* _O QUE FAZER_:
[1] Traduza para o inglês esta frase do texto sobre avaliações de impacto: "O grupo hegemônico entre os três é definido pela perspectiva metodológica."
[2] Indique se cada afirmação abaixo concorda com o texto sobre avaliações de impacto. Responda sim ou não e cite as palavras exatas do texto que decidem a resposta.
(a) As avaliações de impacto pretendem ir além da medição de entregas de produtos.
(b) Os estudos não experimentais empregam um contrafactual.
(c) O grupo hegemônico é definido pela perspectiva temporal.
[3] Dê continuidade ao texto sobre avaliações de impacto a partir do ponto em que ele termina.

* _TEXTO APRESENTADO_:
* * * * * * * * *
Avaliações de impacto: contornos

 

 

 

 

 

 

Daniel Brandão

Thaís Magalhães

 

Avaliações de impacto[1] são processos orientados a conhecer as mudanças produzidas em uma dada realidade a partir de existência de determinada intervenção, como um programa social, por exemplo. Buscam conhecer mudanças efetivas (outcomes) na vida de pessoas, organizações e ambientes e estão comprometidas a ir além da medição de entregas de produtos (outputs), aspectos geralmente mais governáveis pelos gestores e tratados nos processos
de monitoramento.

 

Uma breve revisão teórica das concepções correntes sobre avaliações de impacto permite que elas sejam  categorizadas em três grupos: (1) o grupo da perspectiva metodológica; (2) o grupo da perspectiva do território e (3) o grupo da perspectiva temporal. Sem esgotá-las, tarefa de outras publicações e autores, neste texto apresentamos algumas das principais características destas avaliações, a fim de favorecer o seu uso consciente.

 

O grupo hegemônico entre os três é definido pela perspectiva metodológica. Sustentado por alguns dos grandes players do campo do investimento social, tais como o Banco Mundial, Bill & Melinda Gates Foundation e Fundação Itaú Social, entre outros, esta concepção de avaliação de impacto tem uma pergunta clássica que a expressa: o que teria ocorrido na realidade caso a intervenção não fosse realizada? O método que vem em apoio a esta questão traz o imperativo da presença de um contrafactual no estudo, ou seja, um dispositivo metodológico caracterizado por um grupo idealmente similar àquele que recebeu a intervenção (grupo tratamento), diferenciando-se apenas por não ter recebido / participado da mesma intervenção (grupo controle). É o emprego de contrafactuais que irá dividir os estudos entre experimentais ou quasi-experimentais e não experimentais, sendo que estes últimos não utilizam este dispositivo[2].
* * * * * * * * *
* _INFORMAÇÕES FORNECIDAS_:
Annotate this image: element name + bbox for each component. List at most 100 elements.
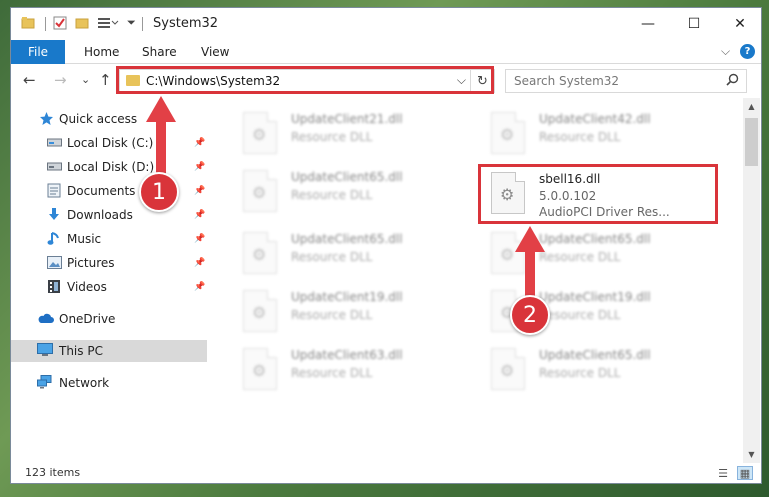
* * * * * * * * *
* _RESPOSTAS POR TAREFA_:
[1] The hegemonic group among the three is defined by the methodological perspective.

[2]
(a) Sim: "estão comprometidas a ir além da medição de entregas de produtos (outputs)".
(b) Não: "sendo que estes últimos não utilizam este dispositivo".
(c) Não: "O grupo hegemônico entre os três é definido pela perspectiva metodológica."

[3]
 

Avaliações de base experimental encontram, entretanto, algumas limitações para sua aplicação. Dentre as mais comumente apontadas estão: (a) seus elevados custos financeiros; (b) seu exigente processo de constituição aleatória dos grupos de tratamento e controle; (c) sua dificuldade de compatibilizar a escolha aleatória com outros critérios técnicos e políticos para eleição de populações prioritárias e (d) sua necessidade de manter controle sobre possíveis variáveis com capacidade de influenciar o programa e comprometer o estudo entre outras.

 

O segundo grupo de avaliações de impacto é demarcado pelas transformações produzidas na estrutura de território (ou setor) em função de uma intervenção.

 

O território, unidade que compreende espaço e sociedade, é o conceito central que guia esta concepção. Nesta perspectiva, busca-se conhecer o que mudou na estrutura social vigente, sendo que o uso de indicadores socioeconômicos tradicionais é comum nestas avaliações.

 

Já o terceiro grupo de avaliações de impacto tem seus contornos definidos pelo tempo de manifestação e prevalência dos resultados. Nelas, toda expectativa está apoiada em apostas de longo prazo, durante o qual os efeitos diretos e indiretos, intencionais ou não, positivos e negativos, irão se manifestar e mostrar sua perenidade ou volatilidade. Esta perspectiva caracterizou por algum tempo o senso comum sobre impacto entre boa parte dos investidores sociais brasileiros. Equivalendo resultados de longo prazo a impacto, e raramente dispostos ou autorizados a conduzir avaliações para comprovar suas hipóteses, tal confusão fez com que historicamente as avaliações de resultados de curto prazo fossem prioridade na agenda do investimento social, enquanto o impacto permanecia no horizonte.

 

As posições sobre o significado de avaliação de impacto devem ser assumidas por gestores dos investimentos para que se desdobrem político e tecnicamente na operacionalização da avaliação. O alinhamento desta visão facilita diálogos organizacionais e estimula a eficiência das avaliações. Entretanto a definição sobre o sentido de avaliação de impacto dá vazão a outra inquietação: o que difere impacto de resultados?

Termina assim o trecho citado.